■ Exercise objective ■
Check each line of the listing below for the string "Manchester", then copy every line that has it.

■ Listed records ■
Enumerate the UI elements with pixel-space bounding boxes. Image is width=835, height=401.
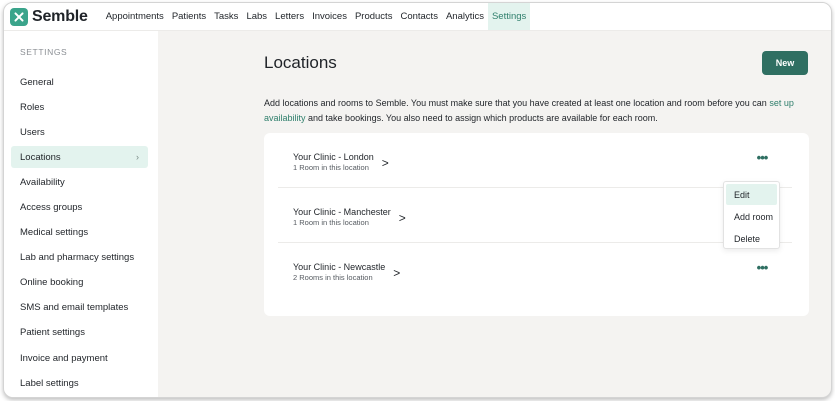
sidebar-list: General Roles Users Locations › Availabi… [11,71,148,397]
sidebar-item-label: Availability [20,176,65,188]
nav-patients[interactable]: Patients [168,3,210,30]
location-name: Your Clinic - Manchester [293,207,391,217]
description-text: Add locations and rooms to Semble. You m… [264,98,770,108]
top-navigation-bar: Semble Appointments Patients Tasks Labs … [4,3,831,31]
sidebar-item-roles[interactable]: Roles [11,96,148,118]
location-room-count: 2 Rooms in this location [293,273,373,282]
chevron-right-icon: > [393,266,401,280]
sidebar-item-label-settings[interactable]: Label settings [11,372,148,394]
nav-contacts[interactable]: Contacts [396,3,442,30]
sidebar-item-label: Label settings [20,377,79,389]
sidebar-item-invoice-payment[interactable]: Invoice and payment [11,347,148,369]
description-text-end: and take bookings. You also need to assi… [305,113,658,123]
location-row: Your Clinic - Newcastle 2 Rooms in this … [278,243,792,298]
nav-labs[interactable]: Labs [242,3,271,30]
location-name: Your Clinic - London [293,152,374,162]
nav-letters[interactable]: Letters [271,3,308,30]
sidebar-item-label: General [20,76,54,88]
page-title: Locations [264,53,337,72]
chevron-right-icon: > [398,211,406,225]
main-nav: Appointments Patients Tasks Labs Letters… [102,3,531,30]
sidebar-heading: SETTINGS [20,47,68,57]
sidebar-item-label: Online booking [20,277,84,289]
page-description: Add locations and rooms to Semble. You m… [264,96,824,126]
sidebar-item-medical-settings[interactable]: Medical settings [11,222,148,244]
sidebar-item-label: Roles [20,101,45,113]
location-row: Your Clinic - Manchester 1 Room in this … [278,188,792,243]
sidebar-item-lab-pharmacy[interactable]: Lab and pharmacy settings [11,247,148,269]
nav-tasks[interactable]: Tasks [210,3,242,30]
sidebar-item-label: Locations [20,151,61,163]
location-room-count: 1 Room in this location [293,163,369,172]
nav-settings[interactable]: Settings [487,3,531,30]
sidebar-item-patient-settings[interactable]: Patient settings [11,322,148,344]
sidebar-item-label: Lab and pharmacy settings [20,252,135,264]
menu-item-add-room[interactable]: Add room [726,206,777,227]
nav-appointments[interactable]: Appointments [102,3,168,30]
nav-analytics[interactable]: Analytics [442,3,488,30]
menu-item-edit[interactable]: Edit [726,184,777,205]
sidebar-item-label: Patient settings [20,327,85,339]
sidebar-item-users[interactable]: Users [11,121,148,143]
sidebar-item-sms-email-templates[interactable]: SMS and email templates [11,297,148,319]
location-options-menu: Edit Add room Delete [723,181,780,249]
brand-logo[interactable]: Semble [10,7,88,26]
sidebar-item-general[interactable]: General [11,71,148,93]
app-window: Semble Appointments Patients Tasks Labs … [3,2,832,398]
sidebar-item-label: Invoice and payment [20,352,108,364]
sidebar-item-online-booking[interactable]: Online booking [11,272,148,294]
location-room-count: 1 Room in this location [293,218,369,227]
sidebar-item-label: Access groups [20,201,83,213]
main-content: Locations New Add locations and rooms to… [158,31,831,397]
more-options-button[interactable]: ••• [750,151,774,167]
chevron-right-icon: > [381,156,389,170]
sidebar-item-label: Users [20,126,45,138]
brand-name: Semble [32,7,88,25]
sidebar-item-locations[interactable]: Locations › [11,146,148,169]
location-link-newcastle[interactable]: Your Clinic - Newcastle 2 Rooms in this … [293,261,400,283]
location-row: Your Clinic - London 1 Room in this loca… [278,133,792,188]
location-link-manchester[interactable]: Your Clinic - Manchester 1 Room in this … [293,206,406,228]
nav-products[interactable]: Products [351,3,397,30]
settings-sidebar: SETTINGS General Roles Users Locations ›… [4,31,158,397]
chevron-right-icon: › [136,152,139,163]
sidebar-item-access-groups[interactable]: Access groups [11,196,148,218]
sidebar-item-label: SMS and email templates [20,302,129,314]
sidebar-item-availability[interactable]: Availability [11,171,148,193]
location-name: Your Clinic - Newcastle [293,262,386,272]
nav-invoices[interactable]: Invoices [308,3,351,30]
new-location-button[interactable]: New [762,51,808,75]
semble-logo-icon [10,7,28,26]
location-link-london[interactable]: Your Clinic - London 1 Room in this loca… [293,151,389,173]
menu-item-delete[interactable]: Delete [726,228,777,249]
more-options-button[interactable]: ••• [750,261,774,277]
sidebar-item-label: Medical settings [20,227,89,239]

■ Response for this exercise ■
location-name: Your Clinic - Manchester [293,207,391,217]
location-row: Your Clinic - Manchester 1 Room in this … [278,188,792,243]
location-link-manchester[interactable]: Your Clinic - Manchester 1 Room in this … [293,206,406,228]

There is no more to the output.